# BRIEF:
Repeat the material below exactly, with no pictures.

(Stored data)
start
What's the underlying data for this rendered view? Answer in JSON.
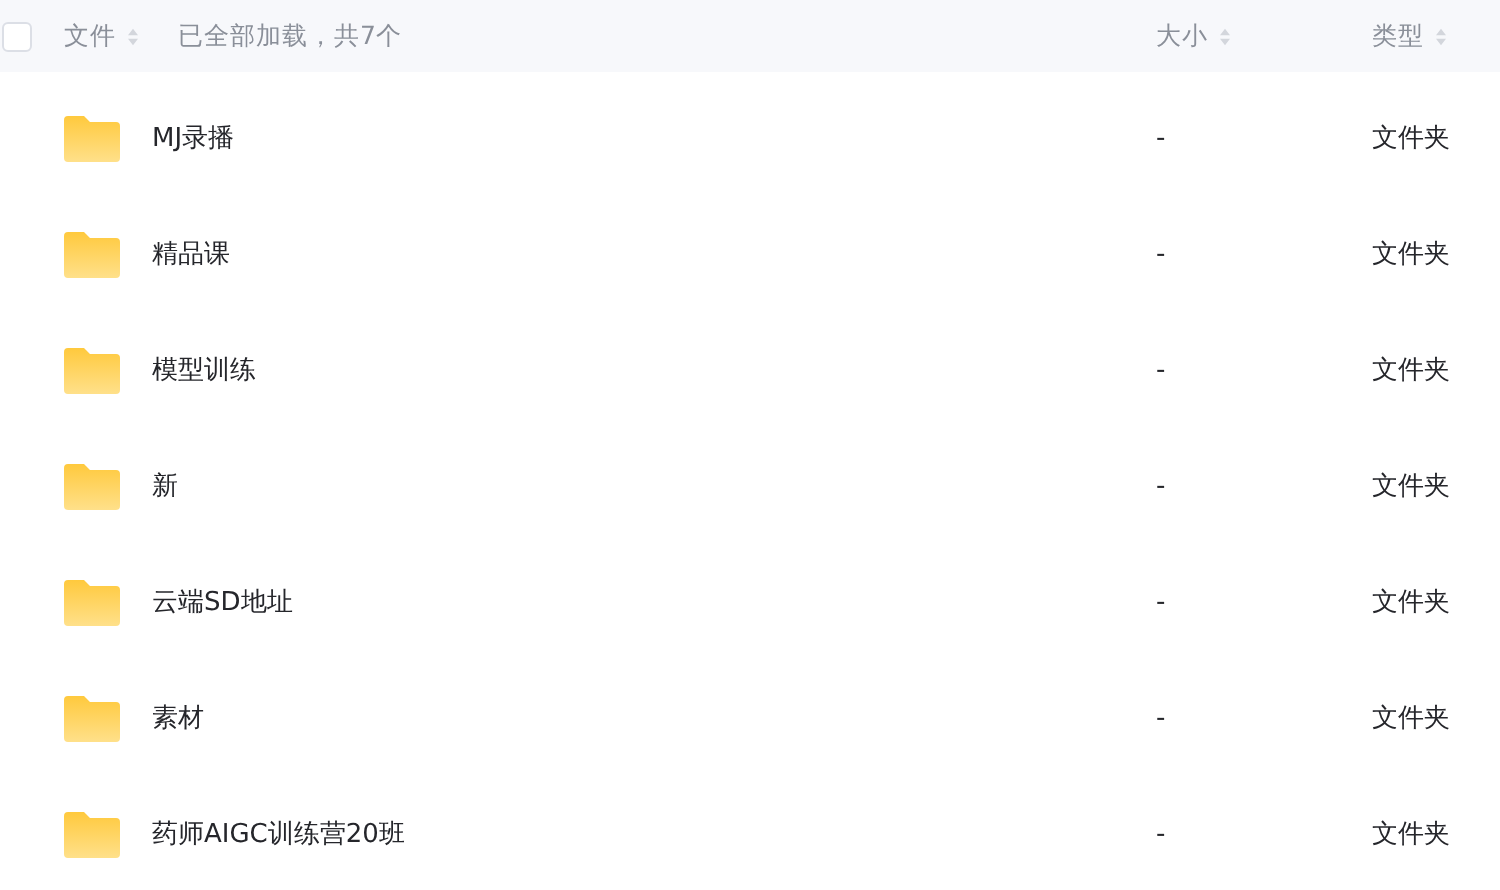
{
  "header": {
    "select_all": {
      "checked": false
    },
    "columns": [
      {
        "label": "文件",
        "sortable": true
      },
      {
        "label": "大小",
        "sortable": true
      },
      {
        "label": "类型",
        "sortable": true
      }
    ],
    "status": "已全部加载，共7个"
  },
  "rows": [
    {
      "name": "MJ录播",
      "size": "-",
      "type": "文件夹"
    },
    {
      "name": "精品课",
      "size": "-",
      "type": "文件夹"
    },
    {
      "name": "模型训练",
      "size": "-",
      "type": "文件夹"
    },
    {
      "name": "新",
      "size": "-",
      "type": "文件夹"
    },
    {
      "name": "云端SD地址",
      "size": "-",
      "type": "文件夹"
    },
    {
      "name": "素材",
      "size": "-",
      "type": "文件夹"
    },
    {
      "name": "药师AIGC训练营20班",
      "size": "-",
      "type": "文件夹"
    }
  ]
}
end
# PROBLEM SOLUTION:
What's the underlying data for this rendered view? Answer in JSON.
{
  "header": {
    "select_all": {
      "checked": false
    },
    "columns": [
      {
        "label": "文件",
        "sortable": true
      },
      {
        "label": "大小",
        "sortable": true
      },
      {
        "label": "类型",
        "sortable": true
      }
    ],
    "status": "已全部加载，共7个"
  },
  "rows": [
    {
      "name": "MJ录播",
      "size": "-",
      "type": "文件夹"
    },
    {
      "name": "精品课",
      "size": "-",
      "type": "文件夹"
    },
    {
      "name": "模型训练",
      "size": "-",
      "type": "文件夹"
    },
    {
      "name": "新",
      "size": "-",
      "type": "文件夹"
    },
    {
      "name": "云端SD地址",
      "size": "-",
      "type": "文件夹"
    },
    {
      "name": "素材",
      "size": "-",
      "type": "文件夹"
    },
    {
      "name": "药师AIGC训练营20班",
      "size": "-",
      "type": "文件夹"
    }
  ]
}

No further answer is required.